── Input rows
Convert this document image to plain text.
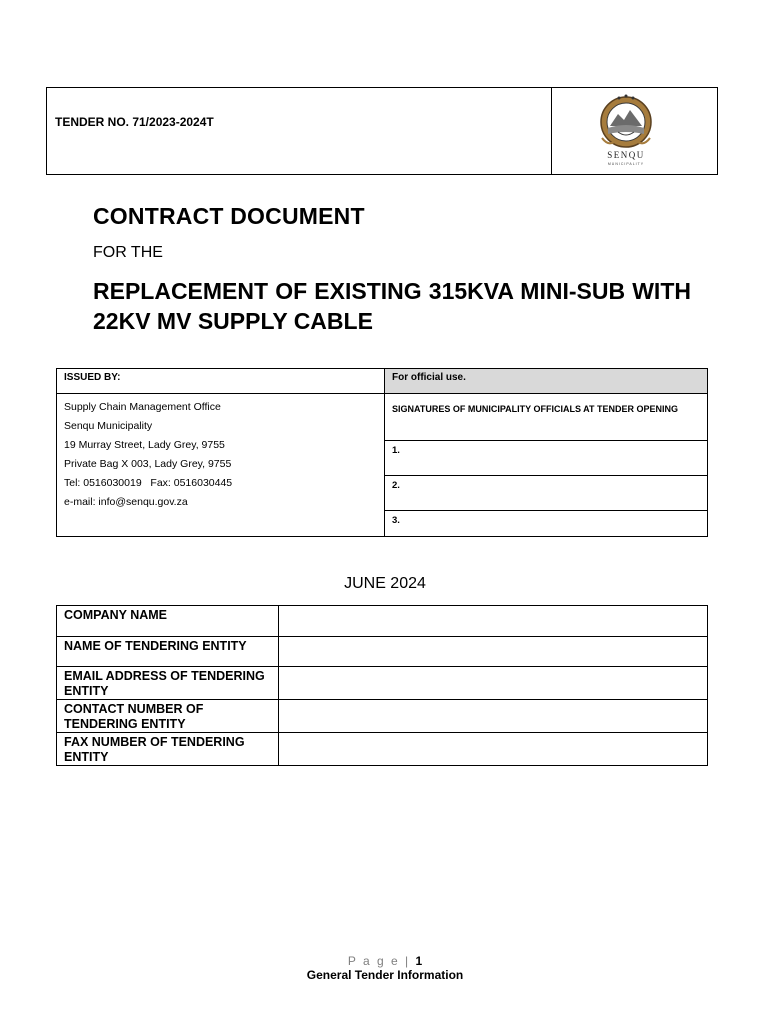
TENDER NO. 71/2023-2024T
SENQU
MUNICIPALITY
CONTRACT DOCUMENT
FOR THE
REPLACEMENT OF EXISTING 315KVA MINI-SUB WITH 22KV MV SUPPLY CABLE
ISSUED BY:
Supply Chain Management Office
Senqu Municipality
19 Murray Street, Lady Grey, 9755
Private Bag X 003, Lady Grey, 9755
Tel: 0516030019   Fax: 0516030445
e-mail: info@senqu.gov.za
For official use.
SIGNATURES OF MUNICIPALITY OFFICIALS AT TENDER OPENING
1.
2.
3.
JUNE 2024
COMPANY NAME	
NAME OF TENDERING ENTITY	
EMAIL ADDRESS OF TENDERING ENTITY	
CONTACT NUMBER OF TENDERING ENTITY	
FAX NUMBER OF TENDERING ENTITY	
P a g e | 1
General Tender Information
────
§ **Required work**: Retype all entries exactly as they appear, dropping the images.

§ **Exercise answer**:
Convert this document image to plain text.
TENDER NO. 71/2023-2024T
SENQU
MUNICIPALITY
CONTRACT DOCUMENT
FOR THE
REPLACEMENT OF EXISTING 315KVA MINI-SUB WITH 22KV MV SUPPLY CABLE
ISSUED BY:
Supply Chain Management Office
Senqu Municipality
19 Murray Street, Lady Grey, 9755
Private Bag X 003, Lady Grey, 9755
Tel: 0516030019   Fax: 0516030445
e-mail: info@senqu.gov.za
For official use.
SIGNATURES OF MUNICIPALITY OFFICIALS AT TENDER OPENING
1.
2.
3.
JUNE 2024
COMPANY NAME	
NAME OF TENDERING ENTITY	
EMAIL ADDRESS OF TENDERING ENTITY	
CONTACT NUMBER OF TENDERING ENTITY	
FAX NUMBER OF TENDERING ENTITY	
P a g e | 1
General Tender Information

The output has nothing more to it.